## Instruction
Word for word, restate every line of the material.

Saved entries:
[BEGIN]

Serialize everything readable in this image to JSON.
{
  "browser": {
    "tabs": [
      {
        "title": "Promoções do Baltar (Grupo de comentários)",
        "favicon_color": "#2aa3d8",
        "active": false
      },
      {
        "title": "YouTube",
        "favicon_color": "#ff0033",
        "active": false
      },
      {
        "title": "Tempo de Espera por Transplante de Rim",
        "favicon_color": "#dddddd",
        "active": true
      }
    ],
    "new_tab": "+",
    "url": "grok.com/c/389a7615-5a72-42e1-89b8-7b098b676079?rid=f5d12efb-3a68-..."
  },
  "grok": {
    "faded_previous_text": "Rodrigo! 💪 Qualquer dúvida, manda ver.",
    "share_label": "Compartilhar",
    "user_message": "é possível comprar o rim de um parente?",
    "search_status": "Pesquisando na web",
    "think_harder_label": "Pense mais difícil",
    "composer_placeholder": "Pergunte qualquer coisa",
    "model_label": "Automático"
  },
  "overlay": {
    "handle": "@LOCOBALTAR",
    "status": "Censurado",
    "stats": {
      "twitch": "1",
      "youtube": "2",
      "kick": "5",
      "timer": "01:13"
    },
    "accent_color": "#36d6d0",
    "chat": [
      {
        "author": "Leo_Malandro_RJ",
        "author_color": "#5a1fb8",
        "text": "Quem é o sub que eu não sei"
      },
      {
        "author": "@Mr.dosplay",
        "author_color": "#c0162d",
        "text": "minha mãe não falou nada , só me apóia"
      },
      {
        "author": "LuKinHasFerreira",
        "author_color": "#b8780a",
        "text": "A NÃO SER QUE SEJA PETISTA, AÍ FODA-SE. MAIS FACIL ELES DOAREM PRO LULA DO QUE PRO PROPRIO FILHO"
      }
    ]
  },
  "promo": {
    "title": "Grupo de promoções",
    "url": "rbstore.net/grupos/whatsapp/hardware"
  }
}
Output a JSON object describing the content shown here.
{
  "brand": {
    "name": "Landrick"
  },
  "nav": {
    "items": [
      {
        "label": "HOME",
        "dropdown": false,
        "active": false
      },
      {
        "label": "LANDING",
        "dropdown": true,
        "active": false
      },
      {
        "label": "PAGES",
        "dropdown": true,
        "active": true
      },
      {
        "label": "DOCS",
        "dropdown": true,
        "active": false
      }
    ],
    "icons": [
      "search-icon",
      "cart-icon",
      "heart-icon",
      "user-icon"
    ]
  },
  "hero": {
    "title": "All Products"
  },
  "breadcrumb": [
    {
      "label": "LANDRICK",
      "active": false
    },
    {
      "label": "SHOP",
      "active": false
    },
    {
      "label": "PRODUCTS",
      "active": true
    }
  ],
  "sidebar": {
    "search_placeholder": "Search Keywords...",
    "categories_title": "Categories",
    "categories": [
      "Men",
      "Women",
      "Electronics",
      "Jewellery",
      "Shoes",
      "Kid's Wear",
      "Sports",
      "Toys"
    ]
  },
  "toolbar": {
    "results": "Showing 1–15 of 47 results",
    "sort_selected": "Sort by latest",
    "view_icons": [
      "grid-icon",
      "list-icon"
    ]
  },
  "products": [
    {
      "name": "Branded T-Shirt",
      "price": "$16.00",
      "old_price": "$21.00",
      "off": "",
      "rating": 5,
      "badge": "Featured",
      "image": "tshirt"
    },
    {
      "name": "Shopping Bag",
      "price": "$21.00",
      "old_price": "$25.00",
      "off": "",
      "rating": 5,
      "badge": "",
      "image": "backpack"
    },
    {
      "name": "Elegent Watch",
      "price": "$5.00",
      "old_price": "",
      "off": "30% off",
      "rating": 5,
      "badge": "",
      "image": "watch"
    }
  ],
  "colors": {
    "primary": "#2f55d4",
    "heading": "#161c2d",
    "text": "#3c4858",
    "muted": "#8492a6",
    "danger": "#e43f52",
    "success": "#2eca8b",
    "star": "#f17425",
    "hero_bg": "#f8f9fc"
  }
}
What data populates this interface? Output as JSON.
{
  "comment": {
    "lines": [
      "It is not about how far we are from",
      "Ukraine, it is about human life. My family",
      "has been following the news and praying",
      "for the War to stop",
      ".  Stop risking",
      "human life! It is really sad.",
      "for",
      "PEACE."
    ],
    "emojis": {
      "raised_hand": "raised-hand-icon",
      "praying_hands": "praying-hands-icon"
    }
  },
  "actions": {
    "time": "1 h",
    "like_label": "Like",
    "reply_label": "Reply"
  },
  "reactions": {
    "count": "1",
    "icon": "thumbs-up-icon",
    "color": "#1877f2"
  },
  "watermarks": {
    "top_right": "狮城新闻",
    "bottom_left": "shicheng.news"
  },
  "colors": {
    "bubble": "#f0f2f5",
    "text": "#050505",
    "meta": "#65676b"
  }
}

[END]

## Solved exercise
Serialize everything readable in this image to JSON.
{
  "browser": {
    "tabs": [
      {
        "title": "Promoções do Baltar (Grupo de comentários)",
        "favicon_color": "#2aa3d8",
        "active": false
      },
      {
        "title": "YouTube",
        "favicon_color": "#ff0033",
        "active": false
      },
      {
        "title": "Tempo de Espera por Transplante de Rim",
        "favicon_color": "#dddddd",
        "active": true
      }
    ],
    "new_tab": "+",
    "url": "grok.com/c/389a7615-5a72-42e1-89b8-7b098b676079?rid=f5d12efb-3a68-..."
  },
  "grok": {
    "faded_previous_text": "Rodrigo! 💪 Qualquer dúvida, manda ver.",
    "share_label": "Compartilhar",
    "user_message": "é possível comprar o rim de um parente?",
    "search_status": "Pesquisando na web",
    "think_harder_label": "Pense mais difícil",
    "composer_placeholder": "Pergunte qualquer coisa",
    "model_label": "Automático"
  },
  "overlay": {
    "handle": "@LOCOBALTAR",
    "status": "Censurado",
    "stats": {
      "twitch": "1",
      "youtube": "2",
      "kick": "5",
      "timer": "01:13"
    },
    "accent_color": "#36d6d0",
    "chat": [
      {
        "author": "Leo_Malandro_RJ",
        "author_color": "#5a1fb8",
        "text": "Quem é o sub que eu não sei"
      },
      {
        "author": "@Mr.dosplay",
        "author_color": "#c0162d",
        "text": "minha mãe não falou nada , só me apóia"
      },
      {
        "author": "LuKinHasFerreira",
        "author_color": "#b8780a",
        "text": "A NÃO SER QUE SEJA PETISTA, AÍ FODA-SE. MAIS FACIL ELES DOAREM PRO LULA DO QUE PRO PROPRIO FILHO"
      }
    ]
  },
  "promo": {
    "title": "Grupo de promoções",
    "url": "rbstore.net/grupos/whatsapp/hardware"
  }
}
Output a JSON object describing the content shown here.
{
  "brand": {
    "name": "Landrick"
  },
  "nav": {
    "items": [
      {
        "label": "HOME",
        "dropdown": false,
        "active": false
      },
      {
        "label": "LANDING",
        "dropdown": true,
        "active": false
      },
      {
        "label": "PAGES",
        "dropdown": true,
        "active": true
      },
      {
        "label": "DOCS",
        "dropdown": true,
        "active": false
      }
    ],
    "icons": [
      "search-icon",
      "cart-icon",
      "heart-icon",
      "user-icon"
    ]
  },
  "hero": {
    "title": "All Products"
  },
  "breadcrumb": [
    {
      "label": "LANDRICK",
      "active": false
    },
    {
      "label": "SHOP",
      "active": false
    },
    {
      "label": "PRODUCTS",
      "active": true
    }
  ],
  "sidebar": {
    "search_placeholder": "Search Keywords...",
    "categories_title": "Categories",
    "categories": [
      "Men",
      "Women",
      "Electronics",
      "Jewellery",
      "Shoes",
      "Kid's Wear",
      "Sports",
      "Toys"
    ]
  },
  "toolbar": {
    "results": "Showing 1–15 of 47 results",
    "sort_selected": "Sort by latest",
    "view_icons": [
      "grid-icon",
      "list-icon"
    ]
  },
  "products": [
    {
      "name": "Branded T-Shirt",
      "price": "$16.00",
      "old_price": "$21.00",
      "off": "",
      "rating": 5,
      "badge": "Featured",
      "image": "tshirt"
    },
    {
      "name": "Shopping Bag",
      "price": "$21.00",
      "old_price": "$25.00",
      "off": "",
      "rating": 5,
      "badge": "",
      "image": "backpack"
    },
    {
      "name": "Elegent Watch",
      "price": "$5.00",
      "old_price": "",
      "off": "30% off",
      "rating": 5,
      "badge": "",
      "image": "watch"
    }
  ],
  "colors": {
    "primary": "#2f55d4",
    "heading": "#161c2d",
    "text": "#3c4858",
    "muted": "#8492a6",
    "danger": "#e43f52",
    "success": "#2eca8b",
    "star": "#f17425",
    "hero_bg": "#f8f9fc"
  }
}
What data populates this interface? Output as JSON.
{
  "comment": {
    "lines": [
      "It is not about how far we are from",
      "Ukraine, it is about human life. My family",
      "has been following the news and praying",
      "for the War to stop",
      ".  Stop risking",
      "human life! It is really sad.",
      "for",
      "PEACE."
    ],
    "emojis": {
      "raised_hand": "raised-hand-icon",
      "praying_hands": "praying-hands-icon"
    }
  },
  "actions": {
    "time": "1 h",
    "like_label": "Like",
    "reply_label": "Reply"
  },
  "reactions": {
    "count": "1",
    "icon": "thumbs-up-icon",
    "color": "#1877f2"
  },
  "watermarks": {
    "top_right": "狮城新闻",
    "bottom_left": "shicheng.news"
  },
  "colors": {
    "bubble": "#f0f2f5",
    "text": "#050505",
    "meta": "#65676b"
  }
}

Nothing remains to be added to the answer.